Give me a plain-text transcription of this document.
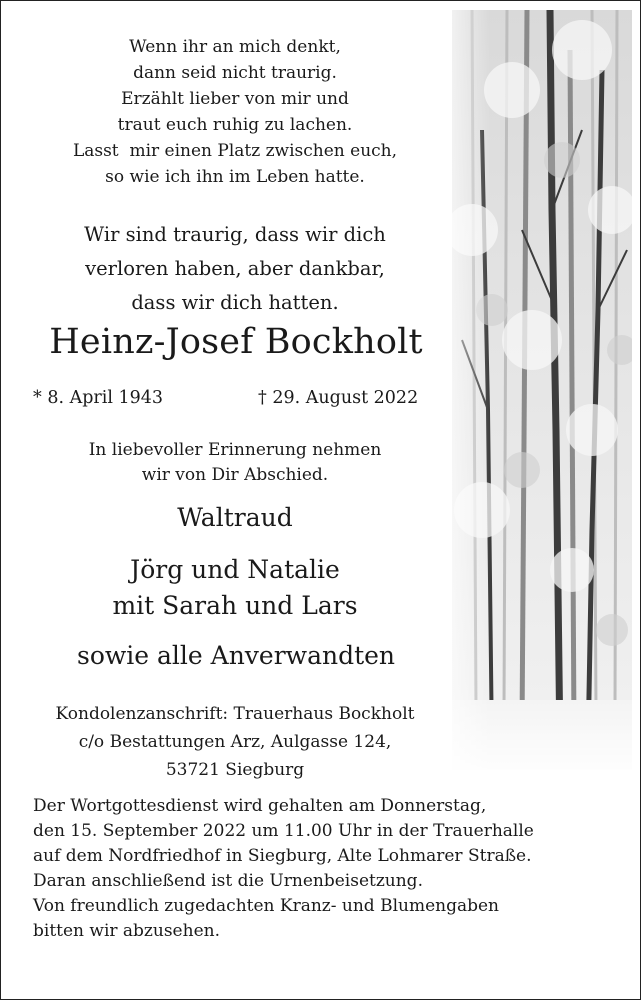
Wenn ihr an mich denkt,
dann seid nicht traurig.
Erzählt lieber von mir und
traut euch ruhig zu lachen.
Lasst  mir einen Platz zwischen euch,
so wie ich ihn im Leben hatte.
Wir sind traurig, dass wir dich
verloren haben, aber dankbar,
dass wir dich hatten.
Heinz-Josef Bockholt
* 8. April 1943	† 29. August 2022
In liebevoller Erinnerung nehmen
wir von Dir Abschied.
Waltraud
Jörg und Natalie
mit Sarah und Lars
sowie alle Anverwandten
Kondolenzanschrift: Trauerhaus Bockholt
c/o Bestattungen Arz, Aulgasse 124,
53721 Siegburg
Der Wortgottesdienst wird gehalten am Donnerstag,
den 15. September 2022 um 11.00 Uhr in der Trauerhalle
auf dem Nordfriedhof in Siegburg, Alte Lohmarer Straße.
Daran anschließend ist die Urnenbeisetzung.
Von freundlich zugedachten Kranz- und Blumengaben
bitten wir abzusehen.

-- -- --

From the data above, work out how many lines contain the string "Siegburg" and reply with only the number.

Answer to the problem
2